* RECORDS
++++++++++++++++++++
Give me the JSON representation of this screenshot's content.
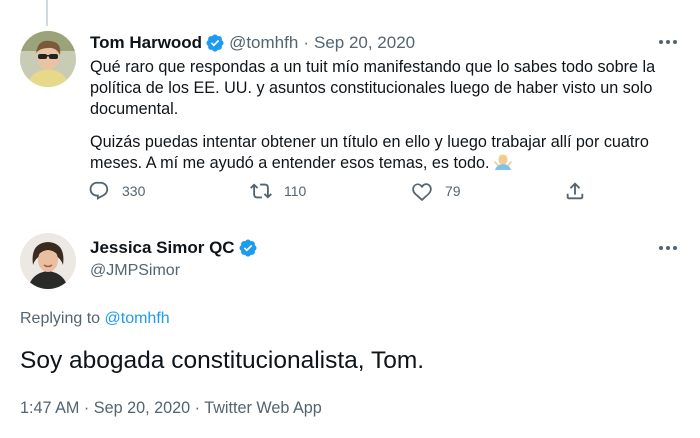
{
  "tweet": {
    "author_name": "Tom Harwood",
    "handle": "@tomhfh",
    "separator": "·",
    "date": "Sep 20, 2020",
    "paragraph_1": "Qué raro que respondas a un tuit mío manifestando que lo sabes todo sobre la política de los EE. UU. y asuntos constitucionales luego de haber visto un solo documental.",
    "paragraph_2": "Quizás puedas intentar obtener un título en ello y luego trabajar allí por cuatro meses. A mí  me ayudó a entender esos temas, es todo.",
    "emoji": "man-shrugging-emoji",
    "replies": "330",
    "retweets": "110",
    "likes": "79",
    "icons": {
      "reply": "reply-icon",
      "retweet": "retweet-icon",
      "like": "heart-icon",
      "share": "share-icon",
      "verified": "verified-badge-icon",
      "more": "more-icon"
    }
  },
  "reply": {
    "author_name": "Jessica Simor QC",
    "handle": "@JMPSimor",
    "replying_prefix": "Replying to",
    "replying_to": "@tomhfh",
    "text": "Soy abogada constitucionalista, Tom.",
    "time": "1:47 AM",
    "separator": "·",
    "date": "Sep 20, 2020",
    "separator_2": "·",
    "client": "Twitter Web App"
  },
  "colors": {
    "accent": "#1d9bf0",
    "text": "#0f1419",
    "muted": "#536471",
    "thread_line": "#cfd9de"
  }
}
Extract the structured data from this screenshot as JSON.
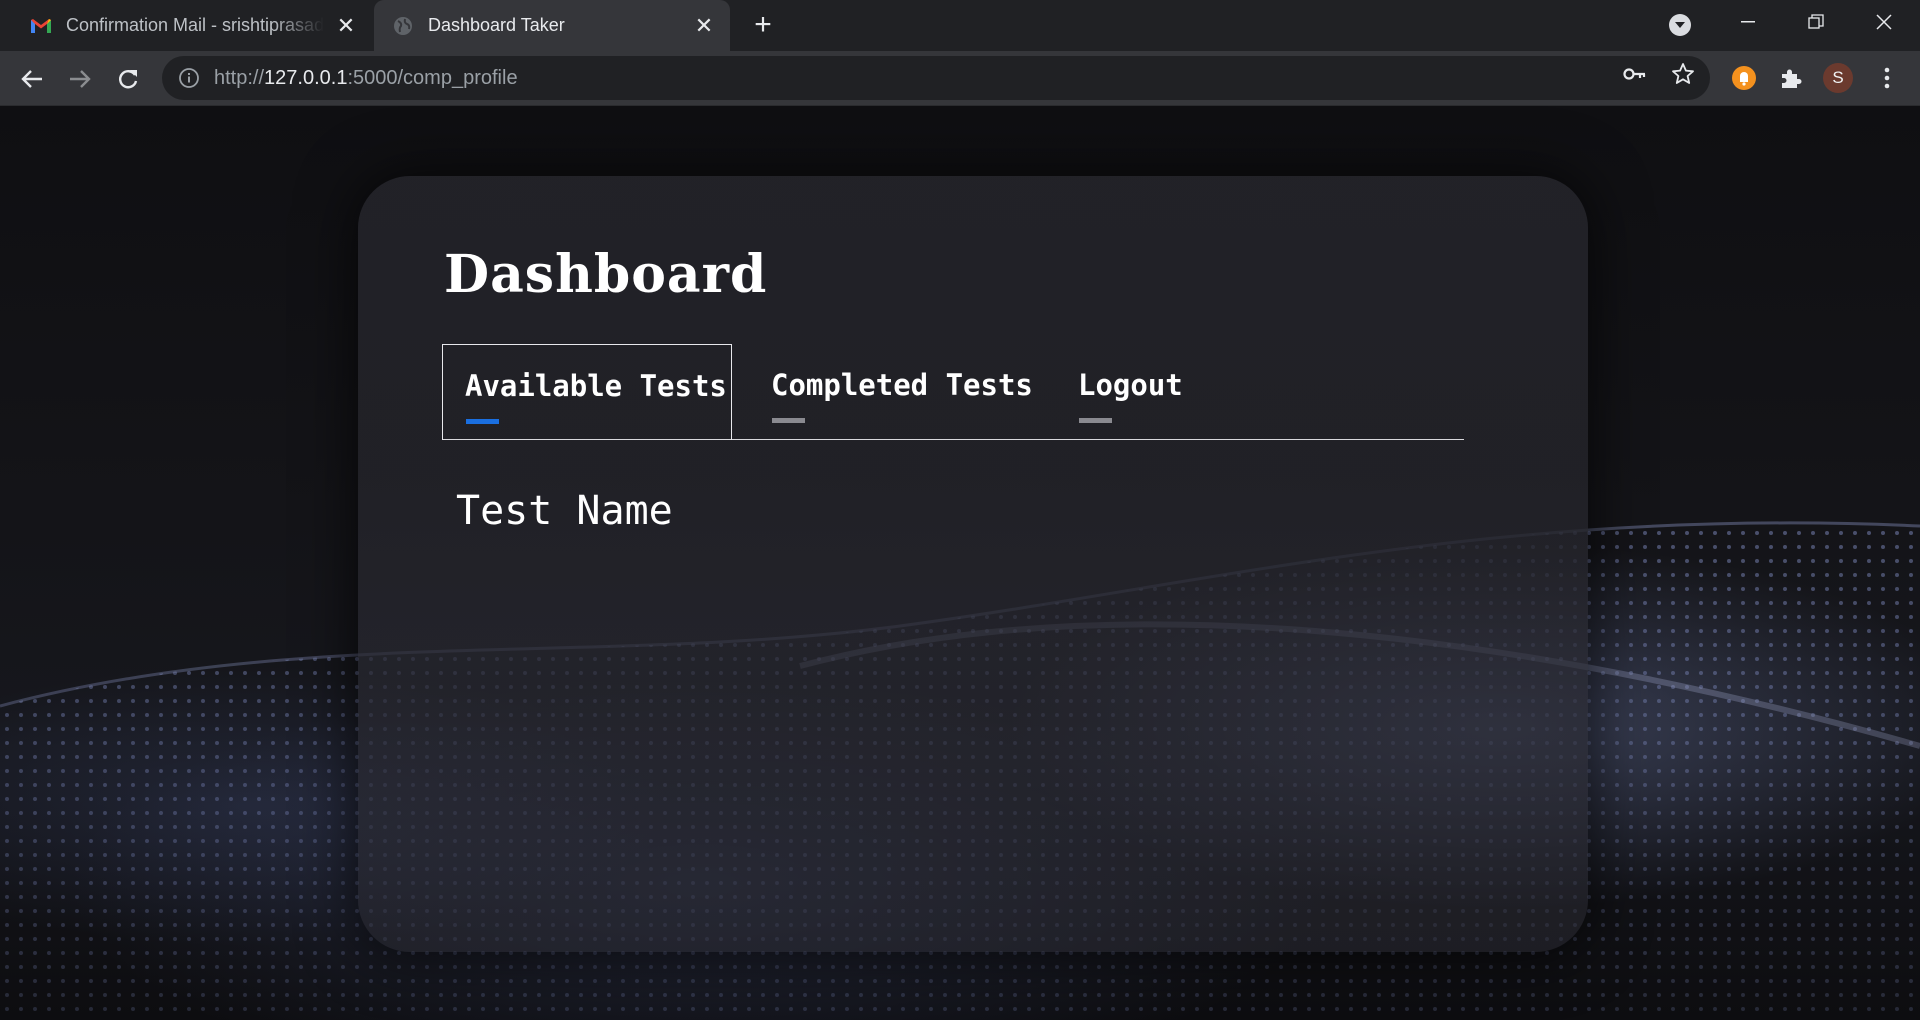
{
  "browser": {
    "tabs": [
      {
        "title": "Confirmation Mail - srishtiprasad",
        "active": false,
        "icon": "gmail-icon"
      },
      {
        "title": "Dashboard Taker",
        "active": true,
        "icon": "globe-icon"
      }
    ],
    "url": {
      "scheme": "http://",
      "host": "127.0.0.1",
      "rest": ":5000/comp_profile"
    },
    "profile_initial": "S"
  },
  "page": {
    "title": "Dashboard",
    "tabs": [
      {
        "label": "Available Tests",
        "selected": true
      },
      {
        "label": "Completed Tests",
        "selected": false
      },
      {
        "label": "Logout",
        "selected": false
      }
    ],
    "table_header": "Test Name"
  },
  "colors": {
    "accent": "#1a6fe0",
    "chrome_dark": "#202124",
    "chrome_toolbar": "#35363a"
  }
}
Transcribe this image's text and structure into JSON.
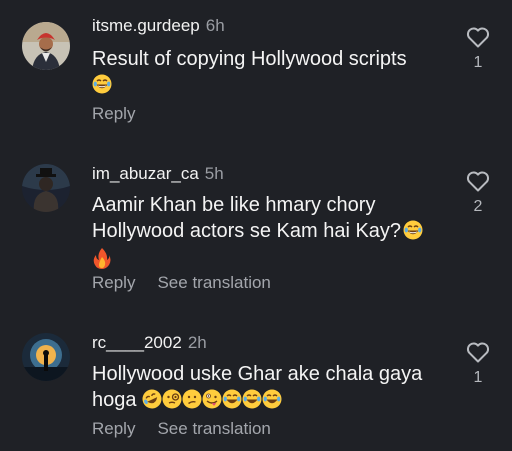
{
  "comments": [
    {
      "username": "itsme.gurdeep",
      "time": "6h",
      "text_lines": [
        "Result of copying Hollywood scripts"
      ],
      "emoji_line": [
        "laugh-tears-emoji"
      ],
      "reply_label": "Reply",
      "translate_label": "",
      "likes": "1"
    },
    {
      "username": "im_abuzar_ca",
      "time": "5h",
      "text_lines": [
        "Aamir Khan be like hmary chory",
        "Hollywood actors se Kam hai Kay?"
      ],
      "emoji_line": [
        "fire-emoji"
      ],
      "reply_label": "Reply",
      "translate_label": "See translation",
      "likes": "2"
    },
    {
      "username": "rc____2002",
      "time": "2h",
      "text_lines": [
        "Hollywood uske Ghar ake chala gaya",
        "hoga"
      ],
      "emoji_line": [
        "rofl-emoji",
        "monocle-emoji",
        "confused-emoji",
        "zany-emoji",
        "laugh-tears-emoji",
        "laugh-tears-emoji",
        "laugh-tears-emoji"
      ],
      "reply_label": "Reply",
      "translate_label": "See translation",
      "likes": "1"
    }
  ],
  "colors": {
    "background": "#1f2126",
    "secondary_text": "#a3a6ac",
    "emoji_yellow": "#ffcc3d"
  }
}
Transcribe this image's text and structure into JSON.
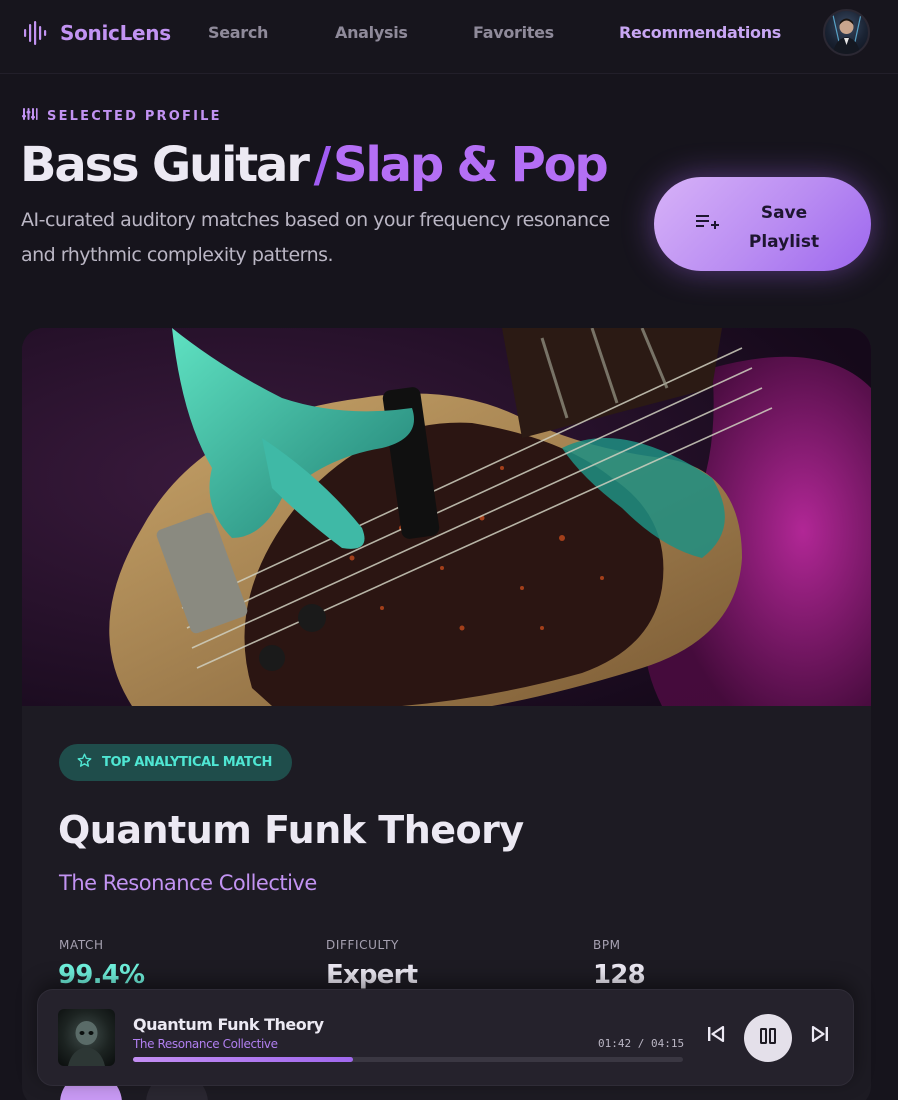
{
  "app": {
    "name": "SonicLens"
  },
  "nav": [
    {
      "label": "Search"
    },
    {
      "label": "Analysis"
    },
    {
      "label": "Favorites"
    },
    {
      "label": "Recommendations",
      "active": true
    }
  ],
  "profile": {
    "eyebrow": "SELECTED PROFILE",
    "instrument": "Bass Guitar",
    "separator": "/",
    "technique": "Slap & Pop",
    "description": "AI-curated auditory matches based on your frequency resonance and rhythmic complexity patterns.",
    "save_label_line1": "Save",
    "save_label_line2": "Playlist"
  },
  "card": {
    "badge": "TOP ANALYTICAL MATCH",
    "title": "Quantum Funk Theory",
    "artist": "The Resonance Collective",
    "stats": [
      {
        "label": "MATCH",
        "value": "99.4%"
      },
      {
        "label": "DIFFICULTY",
        "value": "Expert"
      },
      {
        "label": "BPM",
        "value": "128"
      }
    ]
  },
  "player": {
    "title": "Quantum Funk Theory",
    "artist": "The Resonance Collective",
    "elapsed": "01:42",
    "duration": "04:15",
    "time_separator": " / ",
    "progress": 0.4
  },
  "colors": {
    "accent": "#c293f2",
    "teal": "#4fe6d3",
    "background": "#16141c"
  },
  "icons": {
    "brand": "waveform-icon",
    "save": "playlist-add-icon",
    "badge": "star-icon",
    "prev": "skip-previous-icon",
    "pause": "pause-icon",
    "next": "skip-next-icon"
  }
}
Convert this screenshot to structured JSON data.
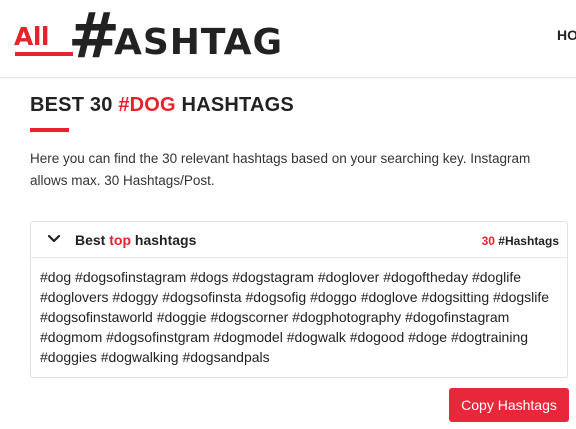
{
  "logo": {
    "all": "All",
    "hash": "#",
    "word": "ASHTAG"
  },
  "nav": {
    "home": "HO"
  },
  "page": {
    "title_prefix": "BEST 30 ",
    "title_accent": "#DOG",
    "title_suffix": " HASHTAGS",
    "intro": "Here you can find the 30 relevant hashtags based on your searching key. Instagram allows max. 30 Hashtags/Post."
  },
  "card": {
    "title_prefix": "Best ",
    "title_accent": "top",
    "title_suffix": " hashtags",
    "count_number": "30",
    "count_label": "#Hashtags",
    "hashtags": "#dog #dogsofinstagram #dogs #dogstagram #doglover #dogoftheday #doglife #doglovers #doggy #dogsofinsta #dogsofig #doggo #doglove #dogsitting #dogslife #dogsofinstaworld #doggie #dogscorner #dogphotography #dogofinstagram #dogmom #dogsofinstgram #dogmodel #dogwalk #dogood #doge #dogtraining #doggies #dogwalking #dogsandpals"
  },
  "actions": {
    "copy_label": "Copy Hashtags"
  },
  "colors": {
    "accent": "#e8222c",
    "button": "#e8283a",
    "text": "#222222"
  },
  "icons": {
    "collapse": "chevron-down-icon"
  }
}
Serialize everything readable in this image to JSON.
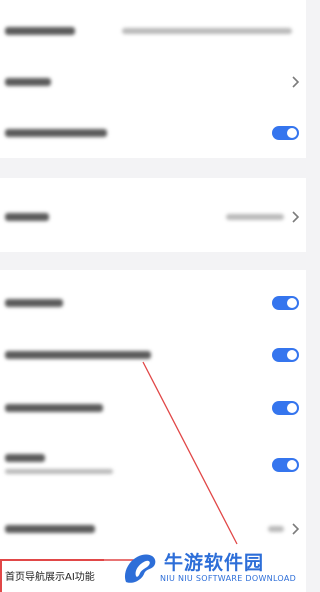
{
  "settings": {
    "download_path": {
      "label": "",
      "value": ""
    },
    "row2": {
      "label": ""
    },
    "row3": {
      "label": "",
      "toggle_on": true
    },
    "row4": {
      "label": "",
      "value": ""
    },
    "row5": {
      "label": "",
      "toggle_on": true
    },
    "row6": {
      "label": "",
      "toggle_on": true
    },
    "row7": {
      "label": "",
      "toggle_on": true
    },
    "row8": {
      "label": "",
      "sublabel": "",
      "toggle_on": true
    },
    "row9": {
      "label": "",
      "value": ""
    },
    "bottom_item": {
      "label": "首页导航展示AI功能"
    }
  },
  "watermark": {
    "cn_text": "牛游软件园",
    "en_text": "NIU NIU SOFTWARE DOWNLOAD",
    "color": "#2d6ed8"
  },
  "colors": {
    "toggle_on": "#3575ee",
    "highlight": "#e14747",
    "background": "#f3f3f5"
  },
  "icons": {
    "chevron": "chevron-right-icon",
    "logo": "niuyou-logo-icon"
  }
}
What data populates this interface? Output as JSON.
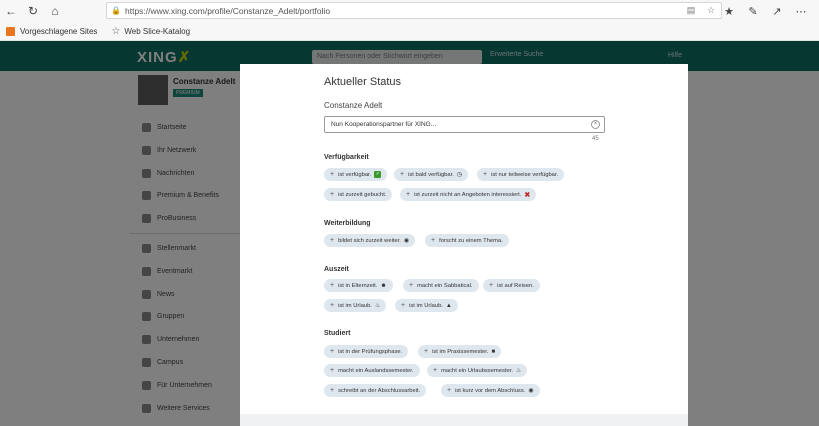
{
  "browser": {
    "url": "https://www.xing.com/profile/Constanze_Adelt/portfolio",
    "favorites": [
      {
        "label": "Vorgeschlagene Sites"
      },
      {
        "label": "Web Slice-Katalog"
      }
    ]
  },
  "xing": {
    "logo": "XING",
    "search_placeholder": "Nach Personen oder Stichwort eingeben",
    "search_extra": "Erweiterte Suche",
    "help": "Hilfe",
    "profile_name": "Constanze Adelt",
    "premium": "PREMIUM",
    "sidebar": [
      {
        "label": "Startseite"
      },
      {
        "label": "Ihr Netzwerk"
      },
      {
        "label": "Nachrichten"
      },
      {
        "label": "Premium & Benefits"
      },
      {
        "label": "ProBusiness"
      },
      {
        "label": "Stellenmarkt"
      },
      {
        "label": "Eventmarkt"
      },
      {
        "label": "News"
      },
      {
        "label": "Gruppen"
      },
      {
        "label": "Unternehmen"
      },
      {
        "label": "Campus"
      },
      {
        "label": "Für Unternehmen"
      },
      {
        "label": "Weitere Services"
      }
    ]
  },
  "modal": {
    "title": "Aktueller Status",
    "name": "Constanze Adelt",
    "input_value": "Nun Kooperationspartner für XING...",
    "char_count": "45",
    "sections": {
      "verfuegbarkeit": {
        "title": "Verfügbarkeit",
        "chips": [
          "ist verfügbar.",
          "ist bald verfügbar.",
          "ist nur teilweise verfügbar.",
          "ist zurzeit gebucht.",
          "ist zurzeit nicht an Angeboten interessiert."
        ]
      },
      "weiterbildung": {
        "title": "Weiterbildung",
        "chips": [
          "bildet sich zurzeit weiter.",
          "forscht zu einem Thema."
        ]
      },
      "auszeit": {
        "title": "Auszeit",
        "chips": [
          "ist in Elternzeit.",
          "macht ein Sabbatical.",
          "ist auf Reisen.",
          "ist im Urlaub.",
          "ist im Urlaub."
        ]
      },
      "studiert": {
        "title": "Studiert",
        "chips": [
          "ist in der Prüfungsphase.",
          "ist im Praxissemester.",
          "macht ein Auslandssemester.",
          "macht ein Urlaubssemester.",
          "schreibt an der Abschlussarbeit.",
          "ist kurz vor dem Abschluss."
        ]
      }
    }
  }
}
++++++++++++++++++++
* PROBLEM STATEMENT
Your answer should be a single number: the count of lines that contain "structured".

* FINAL RESULT
2